| Task prompt |
The listing beneath should be written out in full, exactly as shown.

| Information given |
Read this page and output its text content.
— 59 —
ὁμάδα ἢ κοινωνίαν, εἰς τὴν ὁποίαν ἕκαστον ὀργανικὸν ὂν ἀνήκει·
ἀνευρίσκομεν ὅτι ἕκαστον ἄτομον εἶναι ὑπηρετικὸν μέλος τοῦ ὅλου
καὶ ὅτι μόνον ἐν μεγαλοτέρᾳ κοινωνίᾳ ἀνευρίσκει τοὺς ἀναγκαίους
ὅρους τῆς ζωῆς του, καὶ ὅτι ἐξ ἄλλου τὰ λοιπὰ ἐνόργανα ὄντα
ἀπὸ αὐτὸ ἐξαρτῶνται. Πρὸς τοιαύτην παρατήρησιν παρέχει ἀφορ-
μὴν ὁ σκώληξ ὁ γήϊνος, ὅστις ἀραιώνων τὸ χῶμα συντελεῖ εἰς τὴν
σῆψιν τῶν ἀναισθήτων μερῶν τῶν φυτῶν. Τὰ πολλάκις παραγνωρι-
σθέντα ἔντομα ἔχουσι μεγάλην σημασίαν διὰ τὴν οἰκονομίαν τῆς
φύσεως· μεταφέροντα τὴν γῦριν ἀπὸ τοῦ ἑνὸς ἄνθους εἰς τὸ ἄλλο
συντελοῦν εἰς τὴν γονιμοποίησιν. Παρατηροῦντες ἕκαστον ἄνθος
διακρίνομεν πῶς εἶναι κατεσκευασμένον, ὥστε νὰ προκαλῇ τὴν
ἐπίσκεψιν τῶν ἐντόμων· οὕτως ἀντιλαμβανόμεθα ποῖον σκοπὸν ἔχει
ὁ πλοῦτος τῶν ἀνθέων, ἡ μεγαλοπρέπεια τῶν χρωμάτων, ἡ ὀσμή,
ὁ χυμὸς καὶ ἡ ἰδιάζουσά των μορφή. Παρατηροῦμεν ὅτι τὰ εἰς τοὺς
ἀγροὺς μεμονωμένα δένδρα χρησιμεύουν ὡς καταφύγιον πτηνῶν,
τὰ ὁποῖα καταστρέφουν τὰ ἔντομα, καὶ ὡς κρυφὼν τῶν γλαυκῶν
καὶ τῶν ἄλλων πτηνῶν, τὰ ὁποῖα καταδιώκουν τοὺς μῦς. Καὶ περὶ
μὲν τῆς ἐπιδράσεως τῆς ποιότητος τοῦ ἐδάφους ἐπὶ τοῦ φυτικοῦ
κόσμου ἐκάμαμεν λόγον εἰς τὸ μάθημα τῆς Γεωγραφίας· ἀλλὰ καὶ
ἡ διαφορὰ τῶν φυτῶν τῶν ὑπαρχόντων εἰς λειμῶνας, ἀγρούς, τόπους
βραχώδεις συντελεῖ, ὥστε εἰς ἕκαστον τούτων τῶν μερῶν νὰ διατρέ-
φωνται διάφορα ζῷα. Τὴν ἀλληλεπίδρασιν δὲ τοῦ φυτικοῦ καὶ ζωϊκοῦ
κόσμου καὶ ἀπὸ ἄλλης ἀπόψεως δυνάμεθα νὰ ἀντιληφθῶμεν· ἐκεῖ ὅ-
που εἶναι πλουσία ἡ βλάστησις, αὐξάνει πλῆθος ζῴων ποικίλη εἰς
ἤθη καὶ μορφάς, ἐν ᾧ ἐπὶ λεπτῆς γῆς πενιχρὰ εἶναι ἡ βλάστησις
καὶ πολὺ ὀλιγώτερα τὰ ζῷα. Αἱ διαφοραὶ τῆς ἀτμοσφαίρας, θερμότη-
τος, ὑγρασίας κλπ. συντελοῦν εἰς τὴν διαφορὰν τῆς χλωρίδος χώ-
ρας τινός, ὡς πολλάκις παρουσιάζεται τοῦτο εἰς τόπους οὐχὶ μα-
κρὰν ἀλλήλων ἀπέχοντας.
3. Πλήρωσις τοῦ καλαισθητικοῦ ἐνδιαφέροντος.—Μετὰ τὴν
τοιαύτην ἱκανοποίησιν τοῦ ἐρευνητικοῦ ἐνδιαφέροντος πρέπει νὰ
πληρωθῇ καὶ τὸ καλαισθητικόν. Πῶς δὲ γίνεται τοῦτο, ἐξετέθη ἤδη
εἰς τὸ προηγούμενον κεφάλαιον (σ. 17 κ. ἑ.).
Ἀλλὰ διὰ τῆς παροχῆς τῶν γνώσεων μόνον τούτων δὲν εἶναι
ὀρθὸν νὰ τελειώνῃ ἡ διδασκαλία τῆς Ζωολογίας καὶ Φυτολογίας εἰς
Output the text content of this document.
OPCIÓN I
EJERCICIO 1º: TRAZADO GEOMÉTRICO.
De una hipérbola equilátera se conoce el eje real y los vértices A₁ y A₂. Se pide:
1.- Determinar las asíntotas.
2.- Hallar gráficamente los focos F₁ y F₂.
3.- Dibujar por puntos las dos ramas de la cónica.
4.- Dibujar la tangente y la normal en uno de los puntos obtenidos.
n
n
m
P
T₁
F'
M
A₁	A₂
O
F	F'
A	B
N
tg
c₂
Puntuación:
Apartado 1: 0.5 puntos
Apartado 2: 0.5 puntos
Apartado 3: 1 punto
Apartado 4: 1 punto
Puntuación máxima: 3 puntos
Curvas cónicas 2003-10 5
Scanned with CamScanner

| Written answer |
Read this page and output its text content.
— 59 —
ὁμάδα ἢ κοινωνίαν, εἰς τὴν ὁποίαν ἕκαστον ὀργανικὸν ὂν ἀνήκει·
ἀνευρίσκομεν ὅτι ἕκαστον ἄτομον εἶναι ὑπηρετικὸν μέλος τοῦ ὅλου
καὶ ὅτι μόνον ἐν μεγαλοτέρᾳ κοινωνίᾳ ἀνευρίσκει τοὺς ἀναγκαίους
ὅρους τῆς ζωῆς του, καὶ ὅτι ἐξ ἄλλου τὰ λοιπὰ ἐνόργανα ὄντα
ἀπὸ αὐτὸ ἐξαρτῶνται. Πρὸς τοιαύτην παρατήρησιν παρέχει ἀφορ-
μὴν ὁ σκώληξ ὁ γήϊνος, ὅστις ἀραιώνων τὸ χῶμα συντελεῖ εἰς τὴν
σῆψιν τῶν ἀναισθήτων μερῶν τῶν φυτῶν. Τὰ πολλάκις παραγνωρι-
σθέντα ἔντομα ἔχουσι μεγάλην σημασίαν διὰ τὴν οἰκονομίαν τῆς
φύσεως· μεταφέροντα τὴν γῦριν ἀπὸ τοῦ ἑνὸς ἄνθους εἰς τὸ ἄλλο
συντελοῦν εἰς τὴν γονιμοποίησιν. Παρατηροῦντες ἕκαστον ἄνθος
διακρίνομεν πῶς εἶναι κατεσκευασμένον, ὥστε νὰ προκαλῇ τὴν
ἐπίσκεψιν τῶν ἐντόμων· οὕτως ἀντιλαμβανόμεθα ποῖον σκοπὸν ἔχει
ὁ πλοῦτος τῶν ἀνθέων, ἡ μεγαλοπρέπεια τῶν χρωμάτων, ἡ ὀσμή,
ὁ χυμὸς καὶ ἡ ἰδιάζουσά των μορφή. Παρατηροῦμεν ὅτι τὰ εἰς τοὺς
ἀγροὺς μεμονωμένα δένδρα χρησιμεύουν ὡς καταφύγιον πτηνῶν,
τὰ ὁποῖα καταστρέφουν τὰ ἔντομα, καὶ ὡς κρυφὼν τῶν γλαυκῶν
καὶ τῶν ἄλλων πτηνῶν, τὰ ὁποῖα καταδιώκουν τοὺς μῦς. Καὶ περὶ
μὲν τῆς ἐπιδράσεως τῆς ποιότητος τοῦ ἐδάφους ἐπὶ τοῦ φυτικοῦ
κόσμου ἐκάμαμεν λόγον εἰς τὸ μάθημα τῆς Γεωγραφίας· ἀλλὰ καὶ
ἡ διαφορὰ τῶν φυτῶν τῶν ὑπαρχόντων εἰς λειμῶνας, ἀγρούς, τόπους
βραχώδεις συντελεῖ, ὥστε εἰς ἕκαστον τούτων τῶν μερῶν νὰ διατρέ-
φωνται διάφορα ζῷα. Τὴν ἀλληλεπίδρασιν δὲ τοῦ φυτικοῦ καὶ ζωϊκοῦ
κόσμου καὶ ἀπὸ ἄλλης ἀπόψεως δυνάμεθα νὰ ἀντιληφθῶμεν· ἐκεῖ ὅ-
που εἶναι πλουσία ἡ βλάστησις, αὐξάνει πλῆθος ζῴων ποικίλη εἰς
ἤθη καὶ μορφάς, ἐν ᾧ ἐπὶ λεπτῆς γῆς πενιχρὰ εἶναι ἡ βλάστησις
καὶ πολὺ ὀλιγώτερα τὰ ζῷα. Αἱ διαφοραὶ τῆς ἀτμοσφαίρας, θερμότη-
τος, ὑγρασίας κλπ. συντελοῦν εἰς τὴν διαφορὰν τῆς χλωρίδος χώ-
ρας τινός, ὡς πολλάκις παρουσιάζεται τοῦτο εἰς τόπους οὐχὶ μα-
κρὰν ἀλλήλων ἀπέχοντας.
3. Πλήρωσις τοῦ καλαισθητικοῦ ἐνδιαφέροντος.—Μετὰ τὴν
τοιαύτην ἱκανοποίησιν τοῦ ἐρευνητικοῦ ἐνδιαφέροντος πρέπει νὰ
πληρωθῇ καὶ τὸ καλαισθητικόν. Πῶς δὲ γίνεται τοῦτο, ἐξετέθη ἤδη
εἰς τὸ προηγούμενον κεφάλαιον (σ. 17 κ. ἑ.).
Ἀλλὰ διὰ τῆς παροχῆς τῶν γνώσεων μόνον τούτων δὲν εἶναι
ὀρθὸν νὰ τελειώνῃ ἡ διδασκαλία τῆς Ζωολογίας καὶ Φυτολογίας εἰς
Output the text content of this document.
OPCIÓN I
EJERCICIO 1º: TRAZADO GEOMÉTRICO.
De una hipérbola equilátera se conoce el eje real y los vértices A₁ y A₂. Se pide:
1.- Determinar las asíntotas.
2.- Hallar gráficamente los focos F₁ y F₂.
3.- Dibujar por puntos las dos ramas de la cónica.
4.- Dibujar la tangente y la normal en uno de los puntos obtenidos.
n
n
m
P
T₁
F'
M
A₁	A₂
O
F	F'
A	B
N
tg
c₂
Puntuación:
Apartado 1: 0.5 puntos
Apartado 2: 0.5 puntos
Apartado 3: 1 punto
Apartado 4: 1 punto
Puntuación máxima: 3 puntos
Curvas cónicas 2003-10 5
Scanned with CamScanner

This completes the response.